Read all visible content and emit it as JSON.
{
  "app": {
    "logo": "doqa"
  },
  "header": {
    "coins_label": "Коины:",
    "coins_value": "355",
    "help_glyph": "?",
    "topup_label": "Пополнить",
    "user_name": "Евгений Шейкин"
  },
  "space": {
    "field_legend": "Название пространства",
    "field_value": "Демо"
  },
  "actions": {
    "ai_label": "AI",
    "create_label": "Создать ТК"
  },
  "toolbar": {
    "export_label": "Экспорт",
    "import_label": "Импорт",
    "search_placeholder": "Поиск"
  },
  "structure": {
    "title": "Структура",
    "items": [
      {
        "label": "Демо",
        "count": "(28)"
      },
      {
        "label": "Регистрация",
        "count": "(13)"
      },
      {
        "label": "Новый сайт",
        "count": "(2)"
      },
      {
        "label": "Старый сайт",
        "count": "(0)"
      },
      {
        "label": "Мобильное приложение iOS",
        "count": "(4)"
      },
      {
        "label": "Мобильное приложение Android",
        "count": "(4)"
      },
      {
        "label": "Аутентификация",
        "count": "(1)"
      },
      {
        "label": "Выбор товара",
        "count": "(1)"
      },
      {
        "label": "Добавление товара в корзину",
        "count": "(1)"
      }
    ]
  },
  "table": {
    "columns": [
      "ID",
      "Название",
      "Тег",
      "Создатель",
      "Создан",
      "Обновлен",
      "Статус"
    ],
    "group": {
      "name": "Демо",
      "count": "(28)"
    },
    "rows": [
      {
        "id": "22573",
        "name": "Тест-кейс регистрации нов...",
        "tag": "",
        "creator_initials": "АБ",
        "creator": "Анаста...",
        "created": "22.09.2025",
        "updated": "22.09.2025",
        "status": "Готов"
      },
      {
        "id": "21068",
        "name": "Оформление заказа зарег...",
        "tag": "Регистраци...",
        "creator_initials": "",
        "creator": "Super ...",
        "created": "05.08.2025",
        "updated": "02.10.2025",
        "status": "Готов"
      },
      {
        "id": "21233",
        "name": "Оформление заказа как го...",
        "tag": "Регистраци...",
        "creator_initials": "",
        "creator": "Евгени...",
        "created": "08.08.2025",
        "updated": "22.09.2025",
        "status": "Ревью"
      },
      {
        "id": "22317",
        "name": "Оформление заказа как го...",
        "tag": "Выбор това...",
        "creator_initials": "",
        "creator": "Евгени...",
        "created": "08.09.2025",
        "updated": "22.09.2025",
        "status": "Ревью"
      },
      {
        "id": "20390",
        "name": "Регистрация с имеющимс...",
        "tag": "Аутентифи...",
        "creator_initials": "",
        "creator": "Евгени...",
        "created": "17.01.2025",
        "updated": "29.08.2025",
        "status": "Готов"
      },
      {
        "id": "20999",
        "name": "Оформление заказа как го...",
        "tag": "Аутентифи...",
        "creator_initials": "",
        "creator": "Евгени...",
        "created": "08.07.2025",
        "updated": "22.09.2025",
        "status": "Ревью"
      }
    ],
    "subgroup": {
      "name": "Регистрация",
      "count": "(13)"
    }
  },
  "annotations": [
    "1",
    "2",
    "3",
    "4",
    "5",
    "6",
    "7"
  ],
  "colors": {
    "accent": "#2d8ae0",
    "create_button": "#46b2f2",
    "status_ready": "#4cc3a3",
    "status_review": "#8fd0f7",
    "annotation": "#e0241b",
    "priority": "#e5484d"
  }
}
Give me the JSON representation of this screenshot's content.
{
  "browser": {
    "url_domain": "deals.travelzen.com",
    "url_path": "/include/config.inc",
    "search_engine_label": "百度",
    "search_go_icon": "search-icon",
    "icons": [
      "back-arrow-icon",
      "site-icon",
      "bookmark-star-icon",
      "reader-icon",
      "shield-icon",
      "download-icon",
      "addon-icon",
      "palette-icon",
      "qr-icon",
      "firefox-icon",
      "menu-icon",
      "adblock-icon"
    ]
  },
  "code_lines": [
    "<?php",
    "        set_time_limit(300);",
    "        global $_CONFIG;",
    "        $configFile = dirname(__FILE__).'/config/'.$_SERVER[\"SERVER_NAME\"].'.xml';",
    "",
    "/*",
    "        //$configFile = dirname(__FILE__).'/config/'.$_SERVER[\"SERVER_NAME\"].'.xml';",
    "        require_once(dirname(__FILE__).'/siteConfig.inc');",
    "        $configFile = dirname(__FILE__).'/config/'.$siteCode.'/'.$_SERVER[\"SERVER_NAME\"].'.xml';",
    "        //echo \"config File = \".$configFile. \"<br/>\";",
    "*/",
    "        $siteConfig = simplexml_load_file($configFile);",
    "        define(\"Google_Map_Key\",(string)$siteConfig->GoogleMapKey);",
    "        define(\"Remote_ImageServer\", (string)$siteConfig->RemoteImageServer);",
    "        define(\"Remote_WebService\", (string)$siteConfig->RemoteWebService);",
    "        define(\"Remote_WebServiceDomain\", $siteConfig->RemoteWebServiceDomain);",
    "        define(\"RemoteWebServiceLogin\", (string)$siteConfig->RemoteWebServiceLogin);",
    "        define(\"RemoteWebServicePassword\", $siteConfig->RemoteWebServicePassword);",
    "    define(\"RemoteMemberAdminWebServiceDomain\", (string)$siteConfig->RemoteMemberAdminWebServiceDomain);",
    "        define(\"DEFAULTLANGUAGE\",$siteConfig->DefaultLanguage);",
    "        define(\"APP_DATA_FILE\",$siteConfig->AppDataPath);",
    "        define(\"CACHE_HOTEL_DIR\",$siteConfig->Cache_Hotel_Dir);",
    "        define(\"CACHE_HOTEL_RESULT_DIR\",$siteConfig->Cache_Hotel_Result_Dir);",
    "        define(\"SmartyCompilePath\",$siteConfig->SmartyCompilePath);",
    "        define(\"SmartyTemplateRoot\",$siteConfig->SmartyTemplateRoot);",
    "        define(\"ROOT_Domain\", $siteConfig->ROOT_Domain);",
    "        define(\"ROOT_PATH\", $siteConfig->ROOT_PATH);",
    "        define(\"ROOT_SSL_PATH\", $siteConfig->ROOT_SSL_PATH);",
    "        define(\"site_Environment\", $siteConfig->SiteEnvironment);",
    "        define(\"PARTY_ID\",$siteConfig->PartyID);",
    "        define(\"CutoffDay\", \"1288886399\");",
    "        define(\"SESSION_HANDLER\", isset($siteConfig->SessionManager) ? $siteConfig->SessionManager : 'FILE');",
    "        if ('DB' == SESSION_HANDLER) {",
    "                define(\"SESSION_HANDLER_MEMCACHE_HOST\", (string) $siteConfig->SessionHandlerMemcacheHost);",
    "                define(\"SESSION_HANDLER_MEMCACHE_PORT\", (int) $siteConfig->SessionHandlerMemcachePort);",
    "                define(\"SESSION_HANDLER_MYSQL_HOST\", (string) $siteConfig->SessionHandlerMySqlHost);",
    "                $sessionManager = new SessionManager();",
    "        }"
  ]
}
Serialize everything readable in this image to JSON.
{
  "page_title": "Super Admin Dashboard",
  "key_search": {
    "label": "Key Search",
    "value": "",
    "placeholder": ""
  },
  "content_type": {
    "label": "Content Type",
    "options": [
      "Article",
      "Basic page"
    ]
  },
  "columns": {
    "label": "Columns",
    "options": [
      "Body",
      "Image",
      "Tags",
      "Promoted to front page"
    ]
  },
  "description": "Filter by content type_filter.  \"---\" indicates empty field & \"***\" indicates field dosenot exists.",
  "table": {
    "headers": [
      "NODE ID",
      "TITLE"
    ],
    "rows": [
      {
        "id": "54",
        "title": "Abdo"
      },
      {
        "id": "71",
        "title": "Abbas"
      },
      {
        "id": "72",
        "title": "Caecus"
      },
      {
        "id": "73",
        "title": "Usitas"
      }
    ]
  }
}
---------------
▸ THE TASK: Say how many lines above contain the string "Super". Answer with the number only.

▸ RESULT: 2